INPUT FOR THIS TASK:
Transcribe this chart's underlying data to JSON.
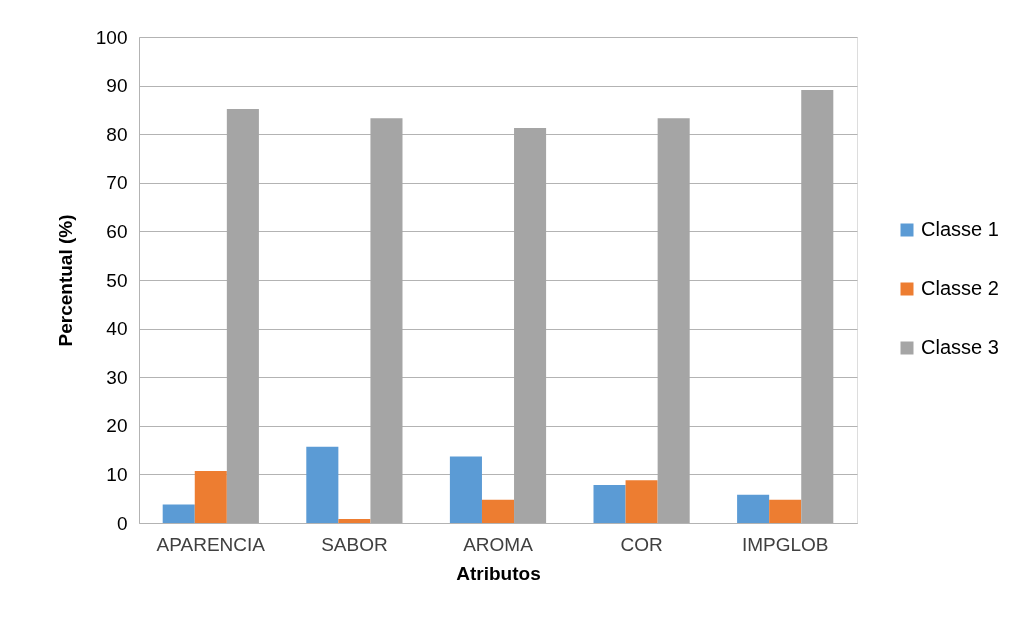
{
  "chart_data": {
    "type": "bar",
    "xlabel": "Atributos",
    "ylabel": "Percentual (%)",
    "categories": [
      "APARENCIA",
      "SABOR",
      "AROMA",
      "COR",
      "IMPGLOB"
    ],
    "series": [
      {
        "name": "Classe 1",
        "color": "#5b9bd5",
        "values": [
          3.8,
          15.7,
          13.7,
          7.8,
          5.8
        ]
      },
      {
        "name": "Classe 2",
        "color": "#ed7d31",
        "values": [
          10.7,
          0.8,
          4.8,
          8.8,
          4.8
        ]
      },
      {
        "name": "Classe 3",
        "color": "#a5a5a5",
        "values": [
          85.2,
          83.3,
          81.3,
          83.3,
          89.1
        ]
      }
    ],
    "ylim": [
      0,
      100
    ],
    "yticks": [
      0,
      10,
      20,
      30,
      40,
      50,
      60,
      70,
      80,
      90,
      100
    ],
    "grid": "y",
    "legend": "right"
  }
}
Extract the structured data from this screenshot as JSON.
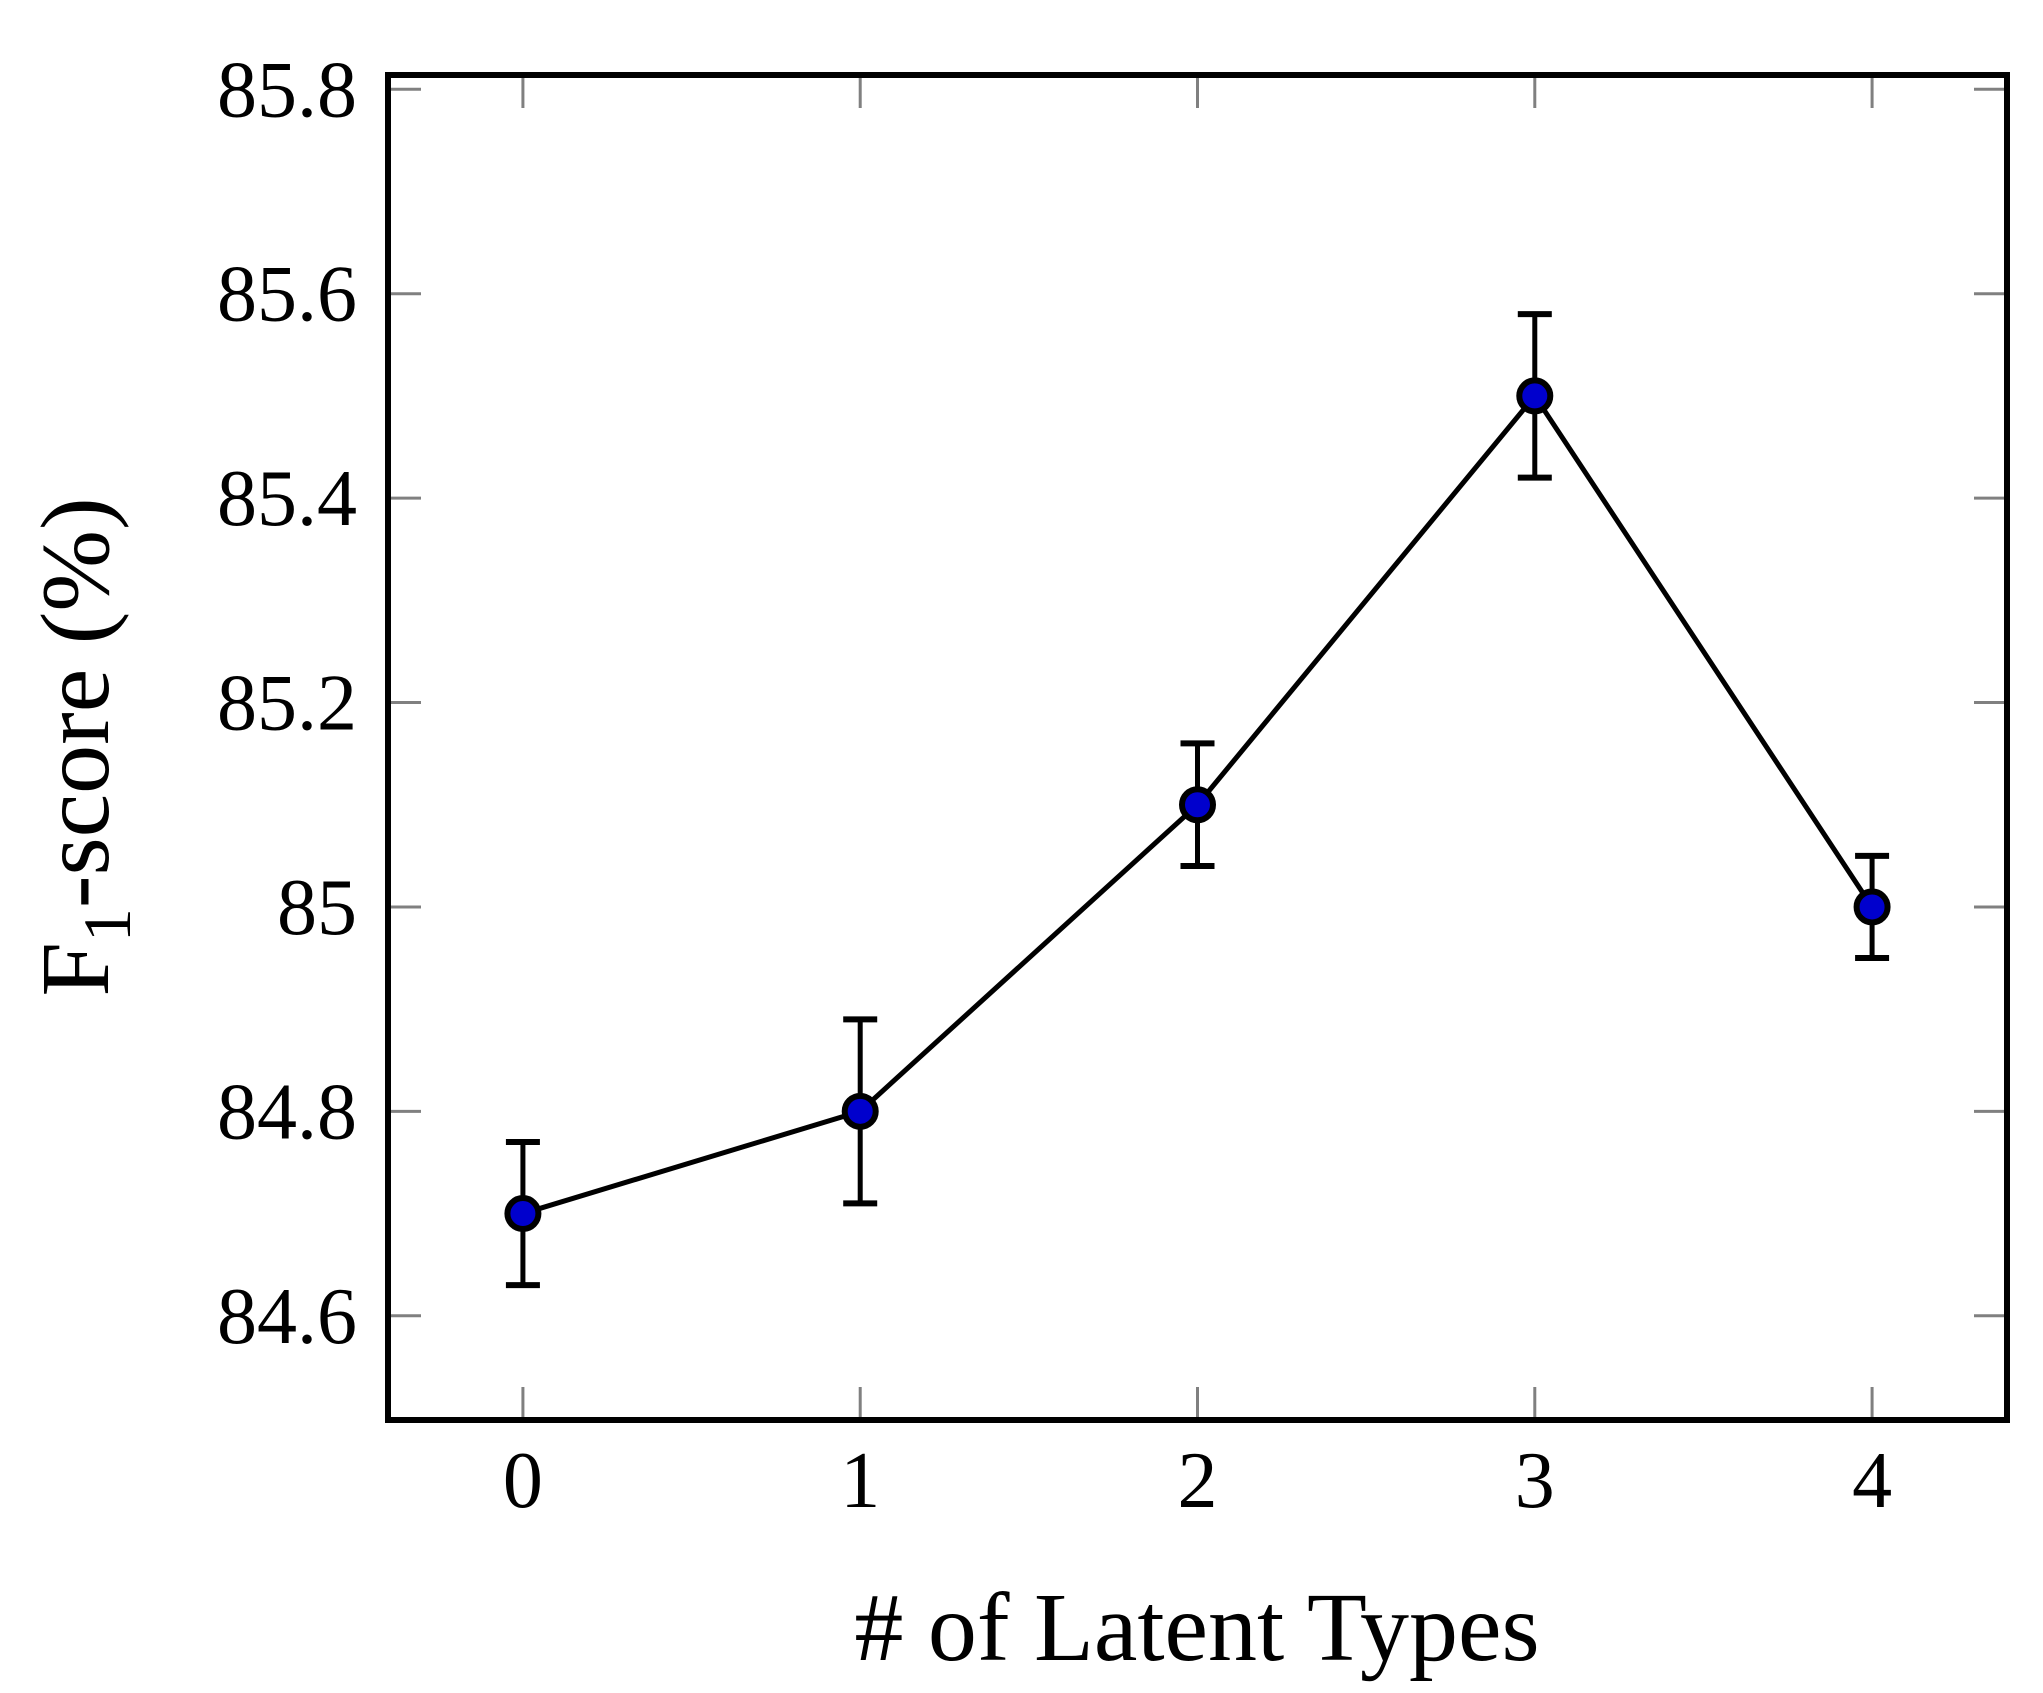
{
  "figure": {
    "background": "#ffffff"
  },
  "chart_data": {
    "type": "line",
    "title": "",
    "xlabel": "# of Latent Types",
    "ylabel": "F1-score (%)",
    "ylabel_parts": {
      "prefix": "F",
      "subscript": "1",
      "suffix": "-score (%)"
    },
    "x": [
      0,
      1,
      2,
      3,
      4
    ],
    "series": [
      {
        "name": "F1-score",
        "values": [
          84.7,
          84.8,
          85.1,
          85.5,
          85.0
        ],
        "errors": [
          0.07,
          0.09,
          0.06,
          0.08,
          0.05
        ],
        "line_color": "#000000",
        "marker": "circle",
        "marker_fill": "#0000CD",
        "marker_edge": "#000000"
      }
    ],
    "xlim": [
      -0.4,
      4.4
    ],
    "ylim": [
      84.498,
      85.814
    ],
    "xticks": [
      0,
      1,
      2,
      3,
      4
    ],
    "xtick_labels": [
      "0",
      "1",
      "2",
      "3",
      "4"
    ],
    "yticks": [
      84.6,
      84.8,
      85.0,
      85.2,
      85.4,
      85.6,
      85.8
    ],
    "ytick_labels": [
      "84.6",
      "84.8",
      "85",
      "85.2",
      "85.4",
      "85.6",
      "85.8"
    ],
    "grid": false,
    "legend": null,
    "tick_style": "inward-mirrored",
    "tick_color": "#808080",
    "frame_color": "#000000",
    "background_color": "#ffffff"
  }
}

TASK TO CARRY OUT:
Copy out every line in the listing where the word "name" appears.

THE ANSWER:
        "name": "Classe 1",
        "name": "Classe 2",
        "name": "Classe 3",
        "name": "F1-score",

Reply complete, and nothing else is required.